Description of the task -> Give every line below again, exactly.

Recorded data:
◇ ◇ ◇

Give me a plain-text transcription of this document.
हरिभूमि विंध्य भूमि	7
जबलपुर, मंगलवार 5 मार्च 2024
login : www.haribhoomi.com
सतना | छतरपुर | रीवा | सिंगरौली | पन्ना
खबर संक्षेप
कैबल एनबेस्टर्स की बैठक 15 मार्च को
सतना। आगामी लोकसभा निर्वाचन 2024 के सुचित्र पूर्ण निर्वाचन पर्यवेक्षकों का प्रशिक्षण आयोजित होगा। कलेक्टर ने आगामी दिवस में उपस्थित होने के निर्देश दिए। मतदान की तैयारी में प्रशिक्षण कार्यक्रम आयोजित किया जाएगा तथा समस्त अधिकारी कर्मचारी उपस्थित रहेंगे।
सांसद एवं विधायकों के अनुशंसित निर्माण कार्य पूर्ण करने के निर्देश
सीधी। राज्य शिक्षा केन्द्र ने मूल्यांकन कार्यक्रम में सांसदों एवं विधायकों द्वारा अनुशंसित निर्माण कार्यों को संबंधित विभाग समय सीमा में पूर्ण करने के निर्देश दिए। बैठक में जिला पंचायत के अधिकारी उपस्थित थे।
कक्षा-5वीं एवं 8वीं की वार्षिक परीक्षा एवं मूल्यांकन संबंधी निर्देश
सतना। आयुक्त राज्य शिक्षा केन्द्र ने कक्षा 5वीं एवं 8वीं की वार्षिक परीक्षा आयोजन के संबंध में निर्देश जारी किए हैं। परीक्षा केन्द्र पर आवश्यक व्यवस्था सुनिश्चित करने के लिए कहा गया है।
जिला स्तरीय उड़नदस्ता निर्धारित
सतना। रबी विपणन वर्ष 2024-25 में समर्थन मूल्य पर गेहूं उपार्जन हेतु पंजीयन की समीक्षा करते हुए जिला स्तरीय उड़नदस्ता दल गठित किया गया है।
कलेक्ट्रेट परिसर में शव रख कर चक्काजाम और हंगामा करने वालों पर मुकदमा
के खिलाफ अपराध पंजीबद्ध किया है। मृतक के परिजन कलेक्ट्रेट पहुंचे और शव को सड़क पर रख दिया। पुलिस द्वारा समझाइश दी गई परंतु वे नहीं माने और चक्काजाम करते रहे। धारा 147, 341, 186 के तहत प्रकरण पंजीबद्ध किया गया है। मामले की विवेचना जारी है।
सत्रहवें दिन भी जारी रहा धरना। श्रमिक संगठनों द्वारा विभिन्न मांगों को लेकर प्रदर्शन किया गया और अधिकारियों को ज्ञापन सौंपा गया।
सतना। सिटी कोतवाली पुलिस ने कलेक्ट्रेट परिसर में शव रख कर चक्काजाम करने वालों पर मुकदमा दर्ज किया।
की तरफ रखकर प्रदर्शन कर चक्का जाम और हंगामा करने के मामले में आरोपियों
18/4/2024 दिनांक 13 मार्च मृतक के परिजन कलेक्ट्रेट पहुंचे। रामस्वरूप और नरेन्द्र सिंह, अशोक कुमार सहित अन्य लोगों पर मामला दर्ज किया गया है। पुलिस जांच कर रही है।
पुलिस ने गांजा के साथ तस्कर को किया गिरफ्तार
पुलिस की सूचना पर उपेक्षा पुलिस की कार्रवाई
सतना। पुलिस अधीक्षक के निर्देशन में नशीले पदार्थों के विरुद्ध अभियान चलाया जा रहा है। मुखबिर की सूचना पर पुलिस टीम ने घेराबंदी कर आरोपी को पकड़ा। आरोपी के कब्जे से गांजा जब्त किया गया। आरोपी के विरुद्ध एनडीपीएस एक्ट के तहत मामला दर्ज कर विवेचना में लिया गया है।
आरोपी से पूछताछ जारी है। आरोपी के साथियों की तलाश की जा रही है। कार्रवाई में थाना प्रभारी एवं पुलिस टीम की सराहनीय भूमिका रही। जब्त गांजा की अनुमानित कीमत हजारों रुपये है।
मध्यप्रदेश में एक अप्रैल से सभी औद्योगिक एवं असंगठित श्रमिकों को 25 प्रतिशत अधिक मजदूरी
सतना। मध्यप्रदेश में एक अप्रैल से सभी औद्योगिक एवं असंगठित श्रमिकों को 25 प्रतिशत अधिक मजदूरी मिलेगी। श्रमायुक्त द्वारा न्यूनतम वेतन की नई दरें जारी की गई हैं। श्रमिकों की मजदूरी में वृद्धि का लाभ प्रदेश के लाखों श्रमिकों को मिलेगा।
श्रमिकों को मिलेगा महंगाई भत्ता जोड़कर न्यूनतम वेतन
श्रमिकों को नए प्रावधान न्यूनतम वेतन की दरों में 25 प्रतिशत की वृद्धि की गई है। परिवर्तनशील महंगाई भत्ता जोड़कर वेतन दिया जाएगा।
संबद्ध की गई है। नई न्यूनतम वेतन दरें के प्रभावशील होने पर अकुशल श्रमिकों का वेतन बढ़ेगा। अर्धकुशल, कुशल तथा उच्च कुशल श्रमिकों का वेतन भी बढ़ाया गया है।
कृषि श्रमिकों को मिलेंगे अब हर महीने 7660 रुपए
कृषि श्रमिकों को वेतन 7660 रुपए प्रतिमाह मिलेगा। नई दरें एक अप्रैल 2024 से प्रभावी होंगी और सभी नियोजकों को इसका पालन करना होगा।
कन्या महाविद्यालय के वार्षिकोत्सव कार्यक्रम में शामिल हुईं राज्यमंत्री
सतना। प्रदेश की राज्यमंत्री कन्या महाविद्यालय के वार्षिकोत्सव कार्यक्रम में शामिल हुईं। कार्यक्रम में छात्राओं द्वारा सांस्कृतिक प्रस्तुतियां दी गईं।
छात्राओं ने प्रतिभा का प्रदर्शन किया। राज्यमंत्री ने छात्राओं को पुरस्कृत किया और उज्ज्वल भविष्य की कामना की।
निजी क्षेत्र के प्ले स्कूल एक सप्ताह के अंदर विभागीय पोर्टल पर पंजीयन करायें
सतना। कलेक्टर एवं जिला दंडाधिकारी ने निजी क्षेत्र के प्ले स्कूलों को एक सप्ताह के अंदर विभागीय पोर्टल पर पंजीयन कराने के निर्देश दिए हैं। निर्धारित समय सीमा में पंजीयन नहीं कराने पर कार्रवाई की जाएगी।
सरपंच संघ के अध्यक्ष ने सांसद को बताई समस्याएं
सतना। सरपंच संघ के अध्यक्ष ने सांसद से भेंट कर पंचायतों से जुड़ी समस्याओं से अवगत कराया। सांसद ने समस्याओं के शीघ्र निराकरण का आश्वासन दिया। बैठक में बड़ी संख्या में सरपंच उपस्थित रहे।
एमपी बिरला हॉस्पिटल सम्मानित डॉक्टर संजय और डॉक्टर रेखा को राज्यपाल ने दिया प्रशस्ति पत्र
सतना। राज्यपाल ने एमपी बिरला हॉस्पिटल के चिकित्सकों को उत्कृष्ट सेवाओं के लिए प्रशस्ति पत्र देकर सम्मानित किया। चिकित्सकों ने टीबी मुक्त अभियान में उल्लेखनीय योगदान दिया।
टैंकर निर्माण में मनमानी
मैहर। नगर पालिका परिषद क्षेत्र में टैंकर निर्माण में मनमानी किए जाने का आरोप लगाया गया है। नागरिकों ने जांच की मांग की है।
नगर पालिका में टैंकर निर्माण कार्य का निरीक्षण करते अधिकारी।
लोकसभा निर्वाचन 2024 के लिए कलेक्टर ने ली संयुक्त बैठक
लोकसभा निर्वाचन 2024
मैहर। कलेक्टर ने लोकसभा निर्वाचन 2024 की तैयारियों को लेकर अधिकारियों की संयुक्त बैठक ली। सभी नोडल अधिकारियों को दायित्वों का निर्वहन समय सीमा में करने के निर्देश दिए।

◇ ◇ ◇

Exercise solution ->
Give me a plain-text transcription of this document.
हरिभूमि विंध्य भूमि	7
जबलपुर, मंगलवार 5 मार्च 2024
login : www.haribhoomi.com
सतना | छतरपुर | रीवा | सिंगरौली | पन्ना
खबर संक्षेप
कैबल एनबेस्टर्स की बैठक 15 मार्च को
सतना। आगामी लोकसभा निर्वाचन 2024 के सुचित्र पूर्ण निर्वाचन पर्यवेक्षकों का प्रशिक्षण आयोजित होगा। कलेक्टर ने आगामी दिवस में उपस्थित होने के निर्देश दिए। मतदान की तैयारी में प्रशिक्षण कार्यक्रम आयोजित किया जाएगा तथा समस्त अधिकारी कर्मचारी उपस्थित रहेंगे।
सांसद एवं विधायकों के अनुशंसित निर्माण कार्य पूर्ण करने के निर्देश
सीधी। राज्य शिक्षा केन्द्र ने मूल्यांकन कार्यक्रम में सांसदों एवं विधायकों द्वारा अनुशंसित निर्माण कार्यों को संबंधित विभाग समय सीमा में पूर्ण करने के निर्देश दिए। बैठक में जिला पंचायत के अधिकारी उपस्थित थे।
कक्षा-5वीं एवं 8वीं की वार्षिक परीक्षा एवं मूल्यांकन संबंधी निर्देश
सतना। आयुक्त राज्य शिक्षा केन्द्र ने कक्षा 5वीं एवं 8वीं की वार्षिक परीक्षा आयोजन के संबंध में निर्देश जारी किए हैं। परीक्षा केन्द्र पर आवश्यक व्यवस्था सुनिश्चित करने के लिए कहा गया है।
जिला स्तरीय उड़नदस्ता निर्धारित
सतना। रबी विपणन वर्ष 2024-25 में समर्थन मूल्य पर गेहूं उपार्जन हेतु पंजीयन की समीक्षा करते हुए जिला स्तरीय उड़नदस्ता दल गठित किया गया है।
कलेक्ट्रेट परिसर में शव रख कर चक्काजाम और हंगामा करने वालों पर मुकदमा
के खिलाफ अपराध पंजीबद्ध किया है। मृतक के परिजन कलेक्ट्रेट पहुंचे और शव को सड़क पर रख दिया। पुलिस द्वारा समझाइश दी गई परंतु वे नहीं माने और चक्काजाम करते रहे। धारा 147, 341, 186 के तहत प्रकरण पंजीबद्ध किया गया है। मामले की विवेचना जारी है।
सत्रहवें दिन भी जारी रहा धरना। श्रमिक संगठनों द्वारा विभिन्न मांगों को लेकर प्रदर्शन किया गया और अधिकारियों को ज्ञापन सौंपा गया।
सतना। सिटी कोतवाली पुलिस ने कलेक्ट्रेट परिसर में शव रख कर चक्काजाम करने वालों पर मुकदमा दर्ज किया।
की तरफ रखकर प्रदर्शन कर चक्का जाम और हंगामा करने के मामले में आरोपियों
18/4/2024 दिनांक 13 मार्च मृतक के परिजन कलेक्ट्रेट पहुंचे। रामस्वरूप और नरेन्द्र सिंह, अशोक कुमार सहित अन्य लोगों पर मामला दर्ज किया गया है। पुलिस जांच कर रही है।
पुलिस ने गांजा के साथ तस्कर को किया गिरफ्तार
पुलिस की सूचना पर उपेक्षा पुलिस की कार्रवाई
सतना। पुलिस अधीक्षक के निर्देशन में नशीले पदार्थों के विरुद्ध अभियान चलाया जा रहा है। मुखबिर की सूचना पर पुलिस टीम ने घेराबंदी कर आरोपी को पकड़ा। आरोपी के कब्जे से गांजा जब्त किया गया। आरोपी के विरुद्ध एनडीपीएस एक्ट के तहत मामला दर्ज कर विवेचना में लिया गया है।
आरोपी से पूछताछ जारी है। आरोपी के साथियों की तलाश की जा रही है। कार्रवाई में थाना प्रभारी एवं पुलिस टीम की सराहनीय भूमिका रही। जब्त गांजा की अनुमानित कीमत हजारों रुपये है।
मध्यप्रदेश में एक अप्रैल से सभी औद्योगिक एवं असंगठित श्रमिकों को 25 प्रतिशत अधिक मजदूरी
सतना। मध्यप्रदेश में एक अप्रैल से सभी औद्योगिक एवं असंगठित श्रमिकों को 25 प्रतिशत अधिक मजदूरी मिलेगी। श्रमायुक्त द्वारा न्यूनतम वेतन की नई दरें जारी की गई हैं। श्रमिकों की मजदूरी में वृद्धि का लाभ प्रदेश के लाखों श्रमिकों को मिलेगा।
श्रमिकों को मिलेगा महंगाई भत्ता जोड़कर न्यूनतम वेतन
श्रमिकों को नए प्रावधान न्यूनतम वेतन की दरों में 25 प्रतिशत की वृद्धि की गई है। परिवर्तनशील महंगाई भत्ता जोड़कर वेतन दिया जाएगा।
संबद्ध की गई है। नई न्यूनतम वेतन दरें के प्रभावशील होने पर अकुशल श्रमिकों का वेतन बढ़ेगा। अर्धकुशल, कुशल तथा उच्च कुशल श्रमिकों का वेतन भी बढ़ाया गया है।
कृषि श्रमिकों को मिलेंगे अब हर महीने 7660 रुपए
कृषि श्रमिकों को वेतन 7660 रुपए प्रतिमाह मिलेगा। नई दरें एक अप्रैल 2024 से प्रभावी होंगी और सभी नियोजकों को इसका पालन करना होगा।
कन्या महाविद्यालय के वार्षिकोत्सव कार्यक्रम में शामिल हुईं राज्यमंत्री
सतना। प्रदेश की राज्यमंत्री कन्या महाविद्यालय के वार्षिकोत्सव कार्यक्रम में शामिल हुईं। कार्यक्रम में छात्राओं द्वारा सांस्कृतिक प्रस्तुतियां दी गईं।
छात्राओं ने प्रतिभा का प्रदर्शन किया। राज्यमंत्री ने छात्राओं को पुरस्कृत किया और उज्ज्वल भविष्य की कामना की।
निजी क्षेत्र के प्ले स्कूल एक सप्ताह के अंदर विभागीय पोर्टल पर पंजीयन करायें
सतना। कलेक्टर एवं जिला दंडाधिकारी ने निजी क्षेत्र के प्ले स्कूलों को एक सप्ताह के अंदर विभागीय पोर्टल पर पंजीयन कराने के निर्देश दिए हैं। निर्धारित समय सीमा में पंजीयन नहीं कराने पर कार्रवाई की जाएगी।
सरपंच संघ के अध्यक्ष ने सांसद को बताई समस्याएं
सतना। सरपंच संघ के अध्यक्ष ने सांसद से भेंट कर पंचायतों से जुड़ी समस्याओं से अवगत कराया। सांसद ने समस्याओं के शीघ्र निराकरण का आश्वासन दिया। बैठक में बड़ी संख्या में सरपंच उपस्थित रहे।
एमपी बिरला हॉस्पिटल सम्मानित डॉक्टर संजय और डॉक्टर रेखा को राज्यपाल ने दिया प्रशस्ति पत्र
सतना। राज्यपाल ने एमपी बिरला हॉस्पिटल के चिकित्सकों को उत्कृष्ट सेवाओं के लिए प्रशस्ति पत्र देकर सम्मानित किया। चिकित्सकों ने टीबी मुक्त अभियान में उल्लेखनीय योगदान दिया।
टैंकर निर्माण में मनमानी
मैहर। नगर पालिका परिषद क्षेत्र में टैंकर निर्माण में मनमानी किए जाने का आरोप लगाया गया है। नागरिकों ने जांच की मांग की है।
नगर पालिका में टैंकर निर्माण कार्य का निरीक्षण करते अधिकारी।
लोकसभा निर्वाचन 2024 के लिए कलेक्टर ने ली संयुक्त बैठक
लोकसभा निर्वाचन 2024
मैहर। कलेक्टर ने लोकसभा निर्वाचन 2024 की तैयारियों को लेकर अधिकारियों की संयुक्त बैठक ली। सभी नोडल अधिकारियों को दायित्वों का निर्वहन समय सीमा में करने के निर्देश दिए।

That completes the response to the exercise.